_What you have to do_.
Select the lines that contain "marker" and copy each of them.

_Material shown_.
* Begin *
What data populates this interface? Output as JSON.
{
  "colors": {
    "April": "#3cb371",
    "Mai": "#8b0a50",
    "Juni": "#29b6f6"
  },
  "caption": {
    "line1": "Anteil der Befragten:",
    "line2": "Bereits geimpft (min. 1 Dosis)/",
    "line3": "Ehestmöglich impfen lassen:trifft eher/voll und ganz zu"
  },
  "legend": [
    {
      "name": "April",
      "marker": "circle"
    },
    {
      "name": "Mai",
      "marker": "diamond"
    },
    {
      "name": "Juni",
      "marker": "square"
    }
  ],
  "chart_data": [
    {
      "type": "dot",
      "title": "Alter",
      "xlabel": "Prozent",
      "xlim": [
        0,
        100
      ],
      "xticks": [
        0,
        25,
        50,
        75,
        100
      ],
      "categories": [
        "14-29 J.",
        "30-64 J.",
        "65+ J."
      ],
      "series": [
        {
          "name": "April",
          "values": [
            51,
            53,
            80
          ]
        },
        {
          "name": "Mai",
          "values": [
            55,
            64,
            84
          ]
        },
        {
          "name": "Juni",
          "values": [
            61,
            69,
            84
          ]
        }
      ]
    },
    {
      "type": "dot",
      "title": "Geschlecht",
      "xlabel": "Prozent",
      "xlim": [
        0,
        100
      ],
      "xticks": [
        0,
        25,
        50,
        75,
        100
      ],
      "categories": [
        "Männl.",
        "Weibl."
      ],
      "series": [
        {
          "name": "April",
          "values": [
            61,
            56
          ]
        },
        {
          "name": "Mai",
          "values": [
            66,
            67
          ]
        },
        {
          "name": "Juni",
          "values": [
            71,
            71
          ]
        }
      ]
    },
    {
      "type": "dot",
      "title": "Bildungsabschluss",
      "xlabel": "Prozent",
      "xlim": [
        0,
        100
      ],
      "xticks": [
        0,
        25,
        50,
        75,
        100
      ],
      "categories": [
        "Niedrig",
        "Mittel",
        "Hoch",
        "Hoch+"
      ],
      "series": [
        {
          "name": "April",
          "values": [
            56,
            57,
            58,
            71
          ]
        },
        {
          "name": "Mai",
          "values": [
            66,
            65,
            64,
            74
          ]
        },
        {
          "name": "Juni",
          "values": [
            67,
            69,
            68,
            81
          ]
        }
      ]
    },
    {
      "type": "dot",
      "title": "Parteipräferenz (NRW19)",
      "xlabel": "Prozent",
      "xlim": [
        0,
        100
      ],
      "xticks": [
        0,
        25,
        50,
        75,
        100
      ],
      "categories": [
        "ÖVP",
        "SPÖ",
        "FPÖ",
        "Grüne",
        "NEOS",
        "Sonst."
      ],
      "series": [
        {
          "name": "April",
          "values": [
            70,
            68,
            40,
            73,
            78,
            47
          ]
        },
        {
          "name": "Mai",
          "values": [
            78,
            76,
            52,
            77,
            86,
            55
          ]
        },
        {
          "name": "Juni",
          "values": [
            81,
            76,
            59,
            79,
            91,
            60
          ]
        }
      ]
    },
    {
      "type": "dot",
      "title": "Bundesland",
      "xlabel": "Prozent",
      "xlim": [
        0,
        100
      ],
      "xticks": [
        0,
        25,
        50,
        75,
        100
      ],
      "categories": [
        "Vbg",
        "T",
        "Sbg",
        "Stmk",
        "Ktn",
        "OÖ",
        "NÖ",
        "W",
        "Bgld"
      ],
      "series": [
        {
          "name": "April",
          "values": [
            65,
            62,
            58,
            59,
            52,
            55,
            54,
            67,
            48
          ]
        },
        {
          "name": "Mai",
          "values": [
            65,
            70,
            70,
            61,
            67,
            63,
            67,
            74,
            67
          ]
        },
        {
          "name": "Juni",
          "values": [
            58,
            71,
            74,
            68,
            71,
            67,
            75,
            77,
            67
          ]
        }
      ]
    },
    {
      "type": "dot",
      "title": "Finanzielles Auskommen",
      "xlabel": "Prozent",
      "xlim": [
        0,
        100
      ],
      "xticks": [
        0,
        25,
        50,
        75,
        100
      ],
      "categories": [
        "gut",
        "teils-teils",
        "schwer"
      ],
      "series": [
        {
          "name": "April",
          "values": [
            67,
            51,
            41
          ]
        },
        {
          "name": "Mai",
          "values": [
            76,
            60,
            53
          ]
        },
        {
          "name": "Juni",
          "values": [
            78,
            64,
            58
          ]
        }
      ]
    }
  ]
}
* End *
_Response to the task_.
      "marker": "circle"
      "marker": "diamond"
      "marker": "square"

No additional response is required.